# start of RECORDS FOR PROCESSING

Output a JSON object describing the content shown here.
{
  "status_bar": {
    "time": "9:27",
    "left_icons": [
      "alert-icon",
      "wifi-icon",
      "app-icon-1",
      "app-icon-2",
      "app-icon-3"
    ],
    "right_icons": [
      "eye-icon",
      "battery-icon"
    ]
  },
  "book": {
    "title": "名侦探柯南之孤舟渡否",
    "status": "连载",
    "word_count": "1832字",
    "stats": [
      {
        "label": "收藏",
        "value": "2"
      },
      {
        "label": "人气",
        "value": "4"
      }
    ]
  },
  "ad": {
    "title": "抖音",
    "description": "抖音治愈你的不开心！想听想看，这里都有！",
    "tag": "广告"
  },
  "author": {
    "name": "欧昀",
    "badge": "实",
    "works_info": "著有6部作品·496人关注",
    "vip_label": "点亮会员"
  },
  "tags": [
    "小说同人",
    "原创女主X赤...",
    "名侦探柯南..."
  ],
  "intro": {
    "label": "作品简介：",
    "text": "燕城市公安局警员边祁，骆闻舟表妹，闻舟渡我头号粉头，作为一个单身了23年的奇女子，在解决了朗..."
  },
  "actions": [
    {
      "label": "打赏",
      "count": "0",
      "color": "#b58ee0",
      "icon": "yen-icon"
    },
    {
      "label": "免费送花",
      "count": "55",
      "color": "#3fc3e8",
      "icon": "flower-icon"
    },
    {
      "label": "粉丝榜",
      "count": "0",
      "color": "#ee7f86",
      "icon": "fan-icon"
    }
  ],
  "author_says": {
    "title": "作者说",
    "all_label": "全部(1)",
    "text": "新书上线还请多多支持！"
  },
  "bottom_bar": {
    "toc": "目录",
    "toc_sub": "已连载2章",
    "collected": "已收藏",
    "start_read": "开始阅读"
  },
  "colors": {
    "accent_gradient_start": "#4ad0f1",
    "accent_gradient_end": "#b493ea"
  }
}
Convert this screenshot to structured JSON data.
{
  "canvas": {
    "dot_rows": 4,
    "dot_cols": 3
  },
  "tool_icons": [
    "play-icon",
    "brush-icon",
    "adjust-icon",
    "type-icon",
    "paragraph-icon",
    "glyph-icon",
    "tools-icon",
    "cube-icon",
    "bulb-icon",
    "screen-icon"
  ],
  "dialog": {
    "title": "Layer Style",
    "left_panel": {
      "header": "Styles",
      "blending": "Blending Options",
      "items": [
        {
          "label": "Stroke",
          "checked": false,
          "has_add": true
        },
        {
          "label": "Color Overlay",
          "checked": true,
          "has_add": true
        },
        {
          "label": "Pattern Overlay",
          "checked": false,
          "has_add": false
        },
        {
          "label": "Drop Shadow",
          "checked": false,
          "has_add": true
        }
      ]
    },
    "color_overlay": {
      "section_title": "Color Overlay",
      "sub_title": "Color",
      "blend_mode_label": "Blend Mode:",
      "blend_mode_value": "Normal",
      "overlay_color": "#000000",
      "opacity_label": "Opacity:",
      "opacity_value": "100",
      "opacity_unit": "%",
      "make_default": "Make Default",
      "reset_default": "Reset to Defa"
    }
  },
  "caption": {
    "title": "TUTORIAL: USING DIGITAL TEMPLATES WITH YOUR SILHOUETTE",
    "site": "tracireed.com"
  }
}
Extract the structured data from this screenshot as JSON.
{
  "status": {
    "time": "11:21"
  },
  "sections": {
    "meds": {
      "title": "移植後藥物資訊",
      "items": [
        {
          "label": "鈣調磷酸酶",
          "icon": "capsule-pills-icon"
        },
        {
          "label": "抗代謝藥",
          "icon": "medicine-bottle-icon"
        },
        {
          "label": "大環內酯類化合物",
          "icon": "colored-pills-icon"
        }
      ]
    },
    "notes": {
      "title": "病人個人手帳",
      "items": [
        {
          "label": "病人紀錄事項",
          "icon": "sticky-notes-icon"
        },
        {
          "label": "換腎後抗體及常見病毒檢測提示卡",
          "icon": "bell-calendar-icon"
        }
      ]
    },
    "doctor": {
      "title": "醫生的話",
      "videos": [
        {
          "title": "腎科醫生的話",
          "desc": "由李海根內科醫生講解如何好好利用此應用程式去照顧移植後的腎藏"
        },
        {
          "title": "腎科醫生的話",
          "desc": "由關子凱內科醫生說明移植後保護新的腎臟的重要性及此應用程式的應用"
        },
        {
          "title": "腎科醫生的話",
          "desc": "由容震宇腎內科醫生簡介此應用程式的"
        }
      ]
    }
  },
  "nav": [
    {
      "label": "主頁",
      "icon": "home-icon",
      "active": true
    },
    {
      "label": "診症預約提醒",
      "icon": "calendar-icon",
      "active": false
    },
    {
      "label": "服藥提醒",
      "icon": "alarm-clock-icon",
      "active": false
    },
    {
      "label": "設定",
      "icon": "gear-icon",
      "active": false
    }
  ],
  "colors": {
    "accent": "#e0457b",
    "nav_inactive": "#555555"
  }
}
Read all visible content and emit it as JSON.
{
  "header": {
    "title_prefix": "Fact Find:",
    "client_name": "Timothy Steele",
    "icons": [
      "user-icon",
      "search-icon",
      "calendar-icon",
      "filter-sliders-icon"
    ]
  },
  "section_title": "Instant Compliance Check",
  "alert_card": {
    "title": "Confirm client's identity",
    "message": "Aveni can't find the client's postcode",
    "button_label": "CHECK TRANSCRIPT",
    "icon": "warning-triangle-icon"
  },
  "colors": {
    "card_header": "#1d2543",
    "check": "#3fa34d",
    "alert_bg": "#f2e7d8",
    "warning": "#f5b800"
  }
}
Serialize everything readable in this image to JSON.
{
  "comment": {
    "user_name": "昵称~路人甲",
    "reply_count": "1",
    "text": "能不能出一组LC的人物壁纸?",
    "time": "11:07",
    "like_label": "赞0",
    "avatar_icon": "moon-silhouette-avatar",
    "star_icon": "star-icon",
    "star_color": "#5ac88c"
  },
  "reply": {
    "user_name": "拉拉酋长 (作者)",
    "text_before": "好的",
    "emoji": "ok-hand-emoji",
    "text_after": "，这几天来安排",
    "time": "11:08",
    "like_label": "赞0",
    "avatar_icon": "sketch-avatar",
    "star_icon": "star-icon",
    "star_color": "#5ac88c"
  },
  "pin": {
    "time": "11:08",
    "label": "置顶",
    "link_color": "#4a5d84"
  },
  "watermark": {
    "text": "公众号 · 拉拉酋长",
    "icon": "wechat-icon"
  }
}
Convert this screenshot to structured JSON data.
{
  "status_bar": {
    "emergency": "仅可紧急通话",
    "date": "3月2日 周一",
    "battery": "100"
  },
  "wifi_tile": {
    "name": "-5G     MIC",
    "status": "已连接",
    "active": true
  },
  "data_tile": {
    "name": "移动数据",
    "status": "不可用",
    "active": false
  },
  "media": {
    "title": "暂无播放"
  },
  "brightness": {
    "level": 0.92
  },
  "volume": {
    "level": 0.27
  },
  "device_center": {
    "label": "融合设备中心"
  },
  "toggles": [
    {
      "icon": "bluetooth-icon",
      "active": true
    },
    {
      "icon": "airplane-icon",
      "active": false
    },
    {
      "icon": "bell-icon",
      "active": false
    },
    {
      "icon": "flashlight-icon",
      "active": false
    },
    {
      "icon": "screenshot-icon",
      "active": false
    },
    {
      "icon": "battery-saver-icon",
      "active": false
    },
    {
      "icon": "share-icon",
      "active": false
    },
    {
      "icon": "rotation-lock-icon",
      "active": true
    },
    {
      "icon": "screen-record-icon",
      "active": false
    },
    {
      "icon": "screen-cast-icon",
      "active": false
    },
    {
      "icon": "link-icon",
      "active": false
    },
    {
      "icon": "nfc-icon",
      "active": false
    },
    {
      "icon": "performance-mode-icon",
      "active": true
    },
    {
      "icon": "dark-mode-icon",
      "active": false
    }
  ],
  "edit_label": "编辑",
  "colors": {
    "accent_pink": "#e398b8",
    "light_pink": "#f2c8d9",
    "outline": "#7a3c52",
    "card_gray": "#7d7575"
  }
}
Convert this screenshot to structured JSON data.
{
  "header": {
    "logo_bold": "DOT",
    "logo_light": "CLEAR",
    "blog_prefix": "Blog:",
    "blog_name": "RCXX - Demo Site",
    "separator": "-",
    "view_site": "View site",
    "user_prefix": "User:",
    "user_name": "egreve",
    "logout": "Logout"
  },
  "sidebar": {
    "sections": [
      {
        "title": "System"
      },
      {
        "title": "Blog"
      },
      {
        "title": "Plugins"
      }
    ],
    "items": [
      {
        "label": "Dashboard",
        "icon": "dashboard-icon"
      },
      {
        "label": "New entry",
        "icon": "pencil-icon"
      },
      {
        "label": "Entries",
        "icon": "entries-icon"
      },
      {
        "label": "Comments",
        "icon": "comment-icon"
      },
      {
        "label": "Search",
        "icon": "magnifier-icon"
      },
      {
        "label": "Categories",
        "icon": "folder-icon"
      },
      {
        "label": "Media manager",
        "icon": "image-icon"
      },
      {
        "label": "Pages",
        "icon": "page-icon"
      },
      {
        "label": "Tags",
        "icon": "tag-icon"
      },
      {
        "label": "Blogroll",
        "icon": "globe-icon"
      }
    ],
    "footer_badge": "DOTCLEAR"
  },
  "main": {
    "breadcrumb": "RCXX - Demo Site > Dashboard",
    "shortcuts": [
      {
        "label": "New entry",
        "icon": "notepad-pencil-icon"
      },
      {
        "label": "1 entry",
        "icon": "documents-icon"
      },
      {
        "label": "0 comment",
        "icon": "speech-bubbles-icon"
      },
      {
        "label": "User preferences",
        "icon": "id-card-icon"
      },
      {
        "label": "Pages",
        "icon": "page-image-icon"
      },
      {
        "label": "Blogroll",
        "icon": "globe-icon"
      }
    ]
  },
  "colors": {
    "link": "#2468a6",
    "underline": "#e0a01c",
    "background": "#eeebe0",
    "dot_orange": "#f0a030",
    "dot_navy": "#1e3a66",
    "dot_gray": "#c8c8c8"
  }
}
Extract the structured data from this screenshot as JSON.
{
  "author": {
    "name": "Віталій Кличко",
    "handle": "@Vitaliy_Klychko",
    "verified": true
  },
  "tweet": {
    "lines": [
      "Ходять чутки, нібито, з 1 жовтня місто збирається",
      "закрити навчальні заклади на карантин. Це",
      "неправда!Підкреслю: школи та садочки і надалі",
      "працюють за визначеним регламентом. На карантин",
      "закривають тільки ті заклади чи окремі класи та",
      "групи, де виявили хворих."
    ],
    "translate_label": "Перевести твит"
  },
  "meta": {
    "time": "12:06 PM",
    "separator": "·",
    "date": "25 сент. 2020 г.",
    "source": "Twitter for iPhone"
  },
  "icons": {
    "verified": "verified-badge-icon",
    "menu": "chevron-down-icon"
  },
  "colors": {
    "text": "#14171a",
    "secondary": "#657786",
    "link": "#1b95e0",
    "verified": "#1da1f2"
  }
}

# end of RECORDS FOR PROCESSING

** STATED GOAL **
Return all lines with the word "time" in them.

** WRITTEN ANSWER **
    "time": "9:27",
    "time": "11:21"
    "time": "11:07",
    "time": "11:08",
    "time": "11:08",
    "time": "12:06 PM",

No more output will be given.